## [WHAT YOU ARE ASKED TO DO]
Reproduce the following data line for line, changing nothing.

## [DATASET ENTRIES]
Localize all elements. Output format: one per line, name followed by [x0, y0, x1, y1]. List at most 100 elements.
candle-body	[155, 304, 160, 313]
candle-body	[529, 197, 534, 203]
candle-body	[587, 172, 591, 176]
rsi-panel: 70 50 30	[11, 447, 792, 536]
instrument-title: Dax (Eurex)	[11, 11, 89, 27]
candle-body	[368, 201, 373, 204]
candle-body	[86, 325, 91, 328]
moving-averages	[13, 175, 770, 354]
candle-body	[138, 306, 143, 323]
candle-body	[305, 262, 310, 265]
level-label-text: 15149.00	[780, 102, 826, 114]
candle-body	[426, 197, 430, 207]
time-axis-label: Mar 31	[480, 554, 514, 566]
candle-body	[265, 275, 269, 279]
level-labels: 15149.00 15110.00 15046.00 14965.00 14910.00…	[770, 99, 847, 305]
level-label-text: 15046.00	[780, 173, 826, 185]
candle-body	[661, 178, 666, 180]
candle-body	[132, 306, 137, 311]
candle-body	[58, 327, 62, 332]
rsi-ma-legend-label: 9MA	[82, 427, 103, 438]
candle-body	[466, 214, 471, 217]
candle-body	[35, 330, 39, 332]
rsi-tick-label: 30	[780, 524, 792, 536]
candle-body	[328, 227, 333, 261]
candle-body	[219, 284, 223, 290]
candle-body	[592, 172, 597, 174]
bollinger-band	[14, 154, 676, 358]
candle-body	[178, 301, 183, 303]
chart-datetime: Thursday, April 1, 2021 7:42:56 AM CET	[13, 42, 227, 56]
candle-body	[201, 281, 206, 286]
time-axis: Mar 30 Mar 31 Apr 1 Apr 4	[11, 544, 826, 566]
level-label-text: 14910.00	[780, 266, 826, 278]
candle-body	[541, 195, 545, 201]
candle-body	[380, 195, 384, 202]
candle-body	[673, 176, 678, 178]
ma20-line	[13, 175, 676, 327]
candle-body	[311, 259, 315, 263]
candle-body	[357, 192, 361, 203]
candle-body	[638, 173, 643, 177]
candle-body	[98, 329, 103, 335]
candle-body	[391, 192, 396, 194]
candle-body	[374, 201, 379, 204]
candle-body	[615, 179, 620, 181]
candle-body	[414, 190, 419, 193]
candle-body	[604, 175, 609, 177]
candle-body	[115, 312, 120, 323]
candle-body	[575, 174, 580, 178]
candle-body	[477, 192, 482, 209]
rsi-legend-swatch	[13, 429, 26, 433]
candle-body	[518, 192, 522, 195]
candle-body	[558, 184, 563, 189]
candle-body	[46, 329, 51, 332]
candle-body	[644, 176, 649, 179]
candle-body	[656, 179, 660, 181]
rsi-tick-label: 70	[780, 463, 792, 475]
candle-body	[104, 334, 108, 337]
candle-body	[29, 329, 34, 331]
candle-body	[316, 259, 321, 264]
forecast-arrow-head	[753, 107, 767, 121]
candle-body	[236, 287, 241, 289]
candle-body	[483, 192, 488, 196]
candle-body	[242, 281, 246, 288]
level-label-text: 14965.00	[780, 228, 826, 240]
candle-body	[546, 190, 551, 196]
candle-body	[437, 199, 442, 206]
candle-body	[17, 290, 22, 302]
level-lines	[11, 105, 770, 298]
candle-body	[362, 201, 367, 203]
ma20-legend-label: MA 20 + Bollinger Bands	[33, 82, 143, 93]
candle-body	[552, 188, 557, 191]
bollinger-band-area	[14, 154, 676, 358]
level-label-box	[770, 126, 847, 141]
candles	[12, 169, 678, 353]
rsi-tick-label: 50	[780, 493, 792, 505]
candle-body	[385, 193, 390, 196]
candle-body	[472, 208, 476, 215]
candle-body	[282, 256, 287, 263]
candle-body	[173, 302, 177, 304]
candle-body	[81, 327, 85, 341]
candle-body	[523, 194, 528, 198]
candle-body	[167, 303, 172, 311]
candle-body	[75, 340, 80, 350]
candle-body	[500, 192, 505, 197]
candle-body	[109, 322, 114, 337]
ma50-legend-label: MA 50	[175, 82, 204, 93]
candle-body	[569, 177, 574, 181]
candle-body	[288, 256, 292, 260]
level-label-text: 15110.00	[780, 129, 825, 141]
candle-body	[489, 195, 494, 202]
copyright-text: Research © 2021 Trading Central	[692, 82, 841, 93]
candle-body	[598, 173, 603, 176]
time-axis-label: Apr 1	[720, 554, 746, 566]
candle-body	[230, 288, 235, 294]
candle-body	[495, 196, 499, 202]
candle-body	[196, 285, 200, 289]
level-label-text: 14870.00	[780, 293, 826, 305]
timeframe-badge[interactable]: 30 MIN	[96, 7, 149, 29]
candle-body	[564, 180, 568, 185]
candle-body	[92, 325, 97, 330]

## [EXERCISE ANSWER]
Localize all elements. Output format: one per line, name followed by [x0, y0, x1, y1]. List at most 100 elements.
candle-body	[155, 304, 160, 313]
candle-body	[529, 197, 534, 203]
candle-body	[587, 172, 591, 176]
rsi-panel: 70 50 30	[11, 447, 792, 536]
instrument-title: Dax (Eurex)	[11, 11, 89, 27]
candle-body	[368, 201, 373, 204]
candle-body	[86, 325, 91, 328]
moving-averages	[13, 175, 770, 354]
candle-body	[138, 306, 143, 323]
candle-body	[305, 262, 310, 265]
level-label-text: 15149.00	[780, 102, 826, 114]
candle-body	[426, 197, 430, 207]
time-axis-label: Mar 31	[480, 554, 514, 566]
candle-body	[265, 275, 269, 279]
level-labels: 15149.00 15110.00 15046.00 14965.00 14910.00…	[770, 99, 847, 305]
level-label-text: 15046.00	[780, 173, 826, 185]
candle-body	[661, 178, 666, 180]
candle-body	[132, 306, 137, 311]
candle-body	[58, 327, 62, 332]
rsi-ma-legend-label: 9MA	[82, 427, 103, 438]
candle-body	[466, 214, 471, 217]
candle-body	[35, 330, 39, 332]
rsi-tick-label: 30	[780, 524, 792, 536]
candle-body	[328, 227, 333, 261]
candle-body	[219, 284, 223, 290]
candle-body	[592, 172, 597, 174]
bollinger-band	[14, 154, 676, 358]
candle-body	[178, 301, 183, 303]
chart-datetime: Thursday, April 1, 2021 7:42:56 AM CET	[13, 42, 227, 56]
candle-body	[201, 281, 206, 286]
time-axis: Mar 30 Mar 31 Apr 1 Apr 4	[11, 544, 826, 566]
level-label-text: 14910.00	[780, 266, 826, 278]
candle-body	[541, 195, 545, 201]
candle-body	[380, 195, 384, 202]
candle-body	[673, 176, 678, 178]
ma20-line	[13, 175, 676, 327]
candle-body	[311, 259, 315, 263]
candle-body	[357, 192, 361, 203]
candle-body	[638, 173, 643, 177]
candle-body	[98, 329, 103, 335]
candle-body	[391, 192, 396, 194]
candle-body	[374, 201, 379, 204]
candle-body	[615, 179, 620, 181]
candle-body	[414, 190, 419, 193]
candle-body	[604, 175, 609, 177]
candle-body	[115, 312, 120, 323]
candle-body	[575, 174, 580, 178]
candle-body	[477, 192, 482, 209]
rsi-legend-swatch	[13, 429, 26, 433]
candle-body	[518, 192, 522, 195]
candle-body	[558, 184, 563, 189]
candle-body	[46, 329, 51, 332]
candle-body	[644, 176, 649, 179]
candle-body	[656, 179, 660, 181]
rsi-tick-label: 70	[780, 463, 792, 475]
candle-body	[104, 334, 108, 337]
candle-body	[29, 329, 34, 331]
candle-body	[316, 259, 321, 264]
forecast-arrow-head	[753, 107, 767, 121]
candle-body	[236, 287, 241, 289]
candle-body	[483, 192, 488, 196]
candle-body	[242, 281, 246, 288]
level-label-text: 14965.00	[780, 228, 826, 240]
candle-body	[546, 190, 551, 196]
candle-body	[437, 199, 442, 206]
candle-body	[17, 290, 22, 302]
level-lines	[11, 105, 770, 298]
candle-body	[362, 201, 367, 203]
ma20-legend-label: MA 20 + Bollinger Bands	[33, 82, 143, 93]
candle-body	[552, 188, 557, 191]
bollinger-band-area	[14, 154, 676, 358]
level-label-box	[770, 126, 847, 141]
candles	[12, 169, 678, 353]
rsi-tick-label: 50	[780, 493, 792, 505]
candle-body	[385, 193, 390, 196]
candle-body	[472, 208, 476, 215]
candle-body	[282, 256, 287, 263]
candle-body	[173, 302, 177, 304]
candle-body	[81, 327, 85, 341]
candle-body	[523, 194, 528, 198]
candle-body	[167, 303, 172, 311]
candle-body	[75, 340, 80, 350]
candle-body	[500, 192, 505, 197]
candle-body	[109, 322, 114, 337]
ma50-legend-label: MA 50	[175, 82, 204, 93]
candle-body	[569, 177, 574, 181]
candle-body	[288, 256, 292, 260]
level-label-text: 15110.00	[780, 129, 825, 141]
candle-body	[489, 195, 494, 202]
copyright-text: Research © 2021 Trading Central	[692, 82, 841, 93]
candle-body	[598, 173, 603, 176]
time-axis-label: Apr 1	[720, 554, 746, 566]
candle-body	[230, 288, 235, 294]
candle-body	[495, 196, 499, 202]
candle-body	[196, 285, 200, 289]
level-label-text: 14870.00	[780, 293, 826, 305]
timeframe-badge[interactable]: 30 MIN	[96, 7, 149, 29]
candle-body	[564, 180, 568, 185]
candle-body	[92, 325, 97, 330]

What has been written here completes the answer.